• **Exercise objective**: All records are to be retyped faithfully and completely.

(Saved entries)
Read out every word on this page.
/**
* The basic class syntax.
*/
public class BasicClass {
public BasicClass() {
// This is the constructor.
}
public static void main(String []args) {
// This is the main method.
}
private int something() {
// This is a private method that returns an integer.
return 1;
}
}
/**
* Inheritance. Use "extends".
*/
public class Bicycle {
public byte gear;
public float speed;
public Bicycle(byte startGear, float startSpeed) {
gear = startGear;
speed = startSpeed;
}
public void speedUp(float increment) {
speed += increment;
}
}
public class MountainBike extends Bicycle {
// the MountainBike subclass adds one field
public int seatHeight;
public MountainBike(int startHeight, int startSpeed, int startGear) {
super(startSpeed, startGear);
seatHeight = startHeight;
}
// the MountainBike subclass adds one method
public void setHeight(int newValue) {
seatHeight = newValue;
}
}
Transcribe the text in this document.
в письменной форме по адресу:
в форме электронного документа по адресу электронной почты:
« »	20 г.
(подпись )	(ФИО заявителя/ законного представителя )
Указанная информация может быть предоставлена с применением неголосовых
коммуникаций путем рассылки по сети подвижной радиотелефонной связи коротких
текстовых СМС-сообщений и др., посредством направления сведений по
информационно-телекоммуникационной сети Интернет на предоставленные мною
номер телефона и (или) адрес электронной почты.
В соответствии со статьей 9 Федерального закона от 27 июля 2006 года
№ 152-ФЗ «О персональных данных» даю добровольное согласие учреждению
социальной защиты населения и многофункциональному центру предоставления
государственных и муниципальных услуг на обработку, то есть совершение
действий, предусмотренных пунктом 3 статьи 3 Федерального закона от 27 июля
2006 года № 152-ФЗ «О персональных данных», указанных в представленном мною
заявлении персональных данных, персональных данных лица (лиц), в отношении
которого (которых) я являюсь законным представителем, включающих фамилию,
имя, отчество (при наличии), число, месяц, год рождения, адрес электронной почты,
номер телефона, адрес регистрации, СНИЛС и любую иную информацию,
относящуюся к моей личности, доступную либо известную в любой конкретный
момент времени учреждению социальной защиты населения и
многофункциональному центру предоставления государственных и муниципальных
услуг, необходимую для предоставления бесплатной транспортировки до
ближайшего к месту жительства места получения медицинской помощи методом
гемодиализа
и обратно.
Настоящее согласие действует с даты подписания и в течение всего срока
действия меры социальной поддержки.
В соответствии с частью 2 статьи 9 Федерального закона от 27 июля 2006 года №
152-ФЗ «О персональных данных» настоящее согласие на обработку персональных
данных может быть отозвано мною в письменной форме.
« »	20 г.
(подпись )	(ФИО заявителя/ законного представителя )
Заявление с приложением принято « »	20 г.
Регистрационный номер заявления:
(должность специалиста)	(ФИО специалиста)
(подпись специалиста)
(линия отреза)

• **Worked solution**:
Read out every word on this page.
/**
* The basic class syntax.
*/
public class BasicClass {
public BasicClass() {
// This is the constructor.
}
public static void main(String []args) {
// This is the main method.
}
private int something() {
// This is a private method that returns an integer.
return 1;
}
}
/**
* Inheritance. Use "extends".
*/
public class Bicycle {
public byte gear;
public float speed;
public Bicycle(byte startGear, float startSpeed) {
gear = startGear;
speed = startSpeed;
}
public void speedUp(float increment) {
speed += increment;
}
}
public class MountainBike extends Bicycle {
// the MountainBike subclass adds one field
public int seatHeight;
public MountainBike(int startHeight, int startSpeed, int startGear) {
super(startSpeed, startGear);
seatHeight = startHeight;
}
// the MountainBike subclass adds one method
public void setHeight(int newValue) {
seatHeight = newValue;
}
}
Transcribe the text in this document.
в письменной форме по адресу:
в форме электронного документа по адресу электронной почты:
« »	20 г.
(подпись )	(ФИО заявителя/ законного представителя )
Указанная информация может быть предоставлена с применением неголосовых
коммуникаций путем рассылки по сети подвижной радиотелефонной связи коротких
текстовых СМС-сообщений и др., посредством направления сведений по
информационно-телекоммуникационной сети Интернет на предоставленные мною
номер телефона и (или) адрес электронной почты.
В соответствии со статьей 9 Федерального закона от 27 июля 2006 года
№ 152-ФЗ «О персональных данных» даю добровольное согласие учреждению
социальной защиты населения и многофункциональному центру предоставления
государственных и муниципальных услуг на обработку, то есть совершение
действий, предусмотренных пунктом 3 статьи 3 Федерального закона от 27 июля
2006 года № 152-ФЗ «О персональных данных», указанных в представленном мною
заявлении персональных данных, персональных данных лица (лиц), в отношении
которого (которых) я являюсь законным представителем, включающих фамилию,
имя, отчество (при наличии), число, месяц, год рождения, адрес электронной почты,
номер телефона, адрес регистрации, СНИЛС и любую иную информацию,
относящуюся к моей личности, доступную либо известную в любой конкретный
момент времени учреждению социальной защиты населения и
многофункциональному центру предоставления государственных и муниципальных
услуг, необходимую для предоставления бесплатной транспортировки до
ближайшего к месту жительства места получения медицинской помощи методом
гемодиализа
и обратно.
Настоящее согласие действует с даты подписания и в течение всего срока
действия меры социальной поддержки.
В соответствии с частью 2 статьи 9 Федерального закона от 27 июля 2006 года №
152-ФЗ «О персональных данных» настоящее согласие на обработку персональных
данных может быть отозвано мною в письменной форме.
« »	20 г.
(подпись )	(ФИО заявителя/ законного представителя )
Заявление с приложением принято « »	20 г.
Регистрационный номер заявления:
(должность специалиста)	(ФИО специалиста)
(подпись специалиста)
(линия отреза)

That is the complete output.